* **Aim of the task**
Output, word for word, every line from the line with "Read this page and output its text content." through the final line of the data below.

* **Dataset records**

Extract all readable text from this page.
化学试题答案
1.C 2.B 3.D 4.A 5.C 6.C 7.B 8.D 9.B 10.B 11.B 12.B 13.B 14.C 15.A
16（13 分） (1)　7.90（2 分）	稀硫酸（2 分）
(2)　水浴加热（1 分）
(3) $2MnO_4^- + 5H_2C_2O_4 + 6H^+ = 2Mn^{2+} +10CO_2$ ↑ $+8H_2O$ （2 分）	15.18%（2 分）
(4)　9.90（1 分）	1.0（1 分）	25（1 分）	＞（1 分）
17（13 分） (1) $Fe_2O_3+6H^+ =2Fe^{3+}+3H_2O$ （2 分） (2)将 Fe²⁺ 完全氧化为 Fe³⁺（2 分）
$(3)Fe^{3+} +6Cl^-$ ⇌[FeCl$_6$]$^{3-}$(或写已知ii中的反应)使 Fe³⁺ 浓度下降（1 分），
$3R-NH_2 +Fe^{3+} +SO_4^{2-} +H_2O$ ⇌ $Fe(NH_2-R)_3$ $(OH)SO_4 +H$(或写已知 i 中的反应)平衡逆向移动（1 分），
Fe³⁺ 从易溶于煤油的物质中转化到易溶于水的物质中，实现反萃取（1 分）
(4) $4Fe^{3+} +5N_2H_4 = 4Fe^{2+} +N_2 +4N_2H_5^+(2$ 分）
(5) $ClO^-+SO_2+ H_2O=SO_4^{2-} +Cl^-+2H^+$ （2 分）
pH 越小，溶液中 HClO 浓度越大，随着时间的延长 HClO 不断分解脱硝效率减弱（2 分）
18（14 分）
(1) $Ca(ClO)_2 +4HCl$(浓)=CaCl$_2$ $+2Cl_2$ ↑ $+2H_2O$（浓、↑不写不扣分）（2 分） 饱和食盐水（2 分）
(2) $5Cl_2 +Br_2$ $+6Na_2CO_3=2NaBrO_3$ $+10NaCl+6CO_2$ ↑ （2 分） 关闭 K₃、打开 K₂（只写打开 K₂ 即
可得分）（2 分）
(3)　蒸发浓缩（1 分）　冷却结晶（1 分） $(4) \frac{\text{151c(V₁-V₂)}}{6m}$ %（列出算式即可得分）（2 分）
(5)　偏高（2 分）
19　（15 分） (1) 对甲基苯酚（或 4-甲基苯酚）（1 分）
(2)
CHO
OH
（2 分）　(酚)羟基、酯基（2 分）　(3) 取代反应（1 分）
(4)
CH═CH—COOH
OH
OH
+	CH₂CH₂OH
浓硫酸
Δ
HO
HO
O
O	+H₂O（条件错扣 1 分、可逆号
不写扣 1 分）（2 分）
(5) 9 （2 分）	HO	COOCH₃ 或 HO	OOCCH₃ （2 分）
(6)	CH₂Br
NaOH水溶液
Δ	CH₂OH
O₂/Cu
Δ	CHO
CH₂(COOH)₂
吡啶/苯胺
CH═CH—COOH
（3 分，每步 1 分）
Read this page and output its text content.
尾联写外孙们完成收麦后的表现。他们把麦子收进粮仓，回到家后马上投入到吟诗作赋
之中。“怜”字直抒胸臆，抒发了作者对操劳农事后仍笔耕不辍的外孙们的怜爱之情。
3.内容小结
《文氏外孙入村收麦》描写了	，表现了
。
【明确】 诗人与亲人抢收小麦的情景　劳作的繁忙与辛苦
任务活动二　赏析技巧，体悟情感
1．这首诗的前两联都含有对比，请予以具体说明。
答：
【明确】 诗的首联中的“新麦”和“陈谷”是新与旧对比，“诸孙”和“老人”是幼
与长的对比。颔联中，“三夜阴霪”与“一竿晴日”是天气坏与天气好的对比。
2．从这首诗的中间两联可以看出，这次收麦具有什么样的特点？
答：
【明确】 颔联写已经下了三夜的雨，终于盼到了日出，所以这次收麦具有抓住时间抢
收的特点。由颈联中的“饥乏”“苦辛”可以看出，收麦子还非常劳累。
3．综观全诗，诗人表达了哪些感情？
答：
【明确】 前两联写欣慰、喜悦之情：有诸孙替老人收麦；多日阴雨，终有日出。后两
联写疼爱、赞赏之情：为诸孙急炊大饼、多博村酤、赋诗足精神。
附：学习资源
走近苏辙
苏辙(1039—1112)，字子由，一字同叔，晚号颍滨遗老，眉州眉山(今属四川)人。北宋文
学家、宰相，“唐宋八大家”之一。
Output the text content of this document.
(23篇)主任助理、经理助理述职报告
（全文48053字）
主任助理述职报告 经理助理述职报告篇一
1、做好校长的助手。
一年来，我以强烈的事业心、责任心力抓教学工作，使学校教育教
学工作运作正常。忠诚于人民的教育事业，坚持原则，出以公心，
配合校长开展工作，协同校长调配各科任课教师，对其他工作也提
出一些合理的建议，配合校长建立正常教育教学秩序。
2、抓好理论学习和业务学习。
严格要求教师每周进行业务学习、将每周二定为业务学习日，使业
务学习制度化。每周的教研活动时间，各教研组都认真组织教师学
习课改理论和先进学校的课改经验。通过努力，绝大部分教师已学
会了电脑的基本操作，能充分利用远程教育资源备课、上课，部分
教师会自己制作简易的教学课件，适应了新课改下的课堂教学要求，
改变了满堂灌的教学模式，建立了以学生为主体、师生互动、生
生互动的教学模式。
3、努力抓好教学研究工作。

* **Expected output**
Read this page and output its text content.
尾联写外孙们完成收麦后的表现。他们把麦子收进粮仓，回到家后马上投入到吟诗作赋
之中。“怜”字直抒胸臆，抒发了作者对操劳农事后仍笔耕不辍的外孙们的怜爱之情。
3.内容小结
《文氏外孙入村收麦》描写了	，表现了
。
【明确】 诗人与亲人抢收小麦的情景　劳作的繁忙与辛苦
任务活动二　赏析技巧，体悟情感
1．这首诗的前两联都含有对比，请予以具体说明。
答：
【明确】 诗的首联中的“新麦”和“陈谷”是新与旧对比，“诸孙”和“老人”是幼
与长的对比。颔联中，“三夜阴霪”与“一竿晴日”是天气坏与天气好的对比。
2．从这首诗的中间两联可以看出，这次收麦具有什么样的特点？
答：
【明确】 颔联写已经下了三夜的雨，终于盼到了日出，所以这次收麦具有抓住时间抢
收的特点。由颈联中的“饥乏”“苦辛”可以看出，收麦子还非常劳累。
3．综观全诗，诗人表达了哪些感情？
答：
【明确】 前两联写欣慰、喜悦之情：有诸孙替老人收麦；多日阴雨，终有日出。后两
联写疼爱、赞赏之情：为诸孙急炊大饼、多博村酤、赋诗足精神。
附：学习资源
走近苏辙
苏辙(1039—1112)，字子由，一字同叔，晚号颍滨遗老，眉州眉山(今属四川)人。北宋文
学家、宰相，“唐宋八大家”之一。
Output the text content of this document.
(23篇)主任助理、经理助理述职报告
（全文48053字）
主任助理述职报告 经理助理述职报告篇一
1、做好校长的助手。
一年来，我以强烈的事业心、责任心力抓教学工作，使学校教育教
学工作运作正常。忠诚于人民的教育事业，坚持原则，出以公心，
配合校长开展工作，协同校长调配各科任课教师，对其他工作也提
出一些合理的建议，配合校长建立正常教育教学秩序。
2、抓好理论学习和业务学习。
严格要求教师每周进行业务学习、将每周二定为业务学习日，使业
务学习制度化。每周的教研活动时间，各教研组都认真组织教师学
习课改理论和先进学校的课改经验。通过努力，绝大部分教师已学
会了电脑的基本操作，能充分利用远程教育资源备课、上课，部分
教师会自己制作简易的教学课件，适应了新课改下的课堂教学要求，
改变了满堂灌的教学模式，建立了以学生为主体、师生互动、生
生互动的教学模式。
3、努力抓好教学研究工作。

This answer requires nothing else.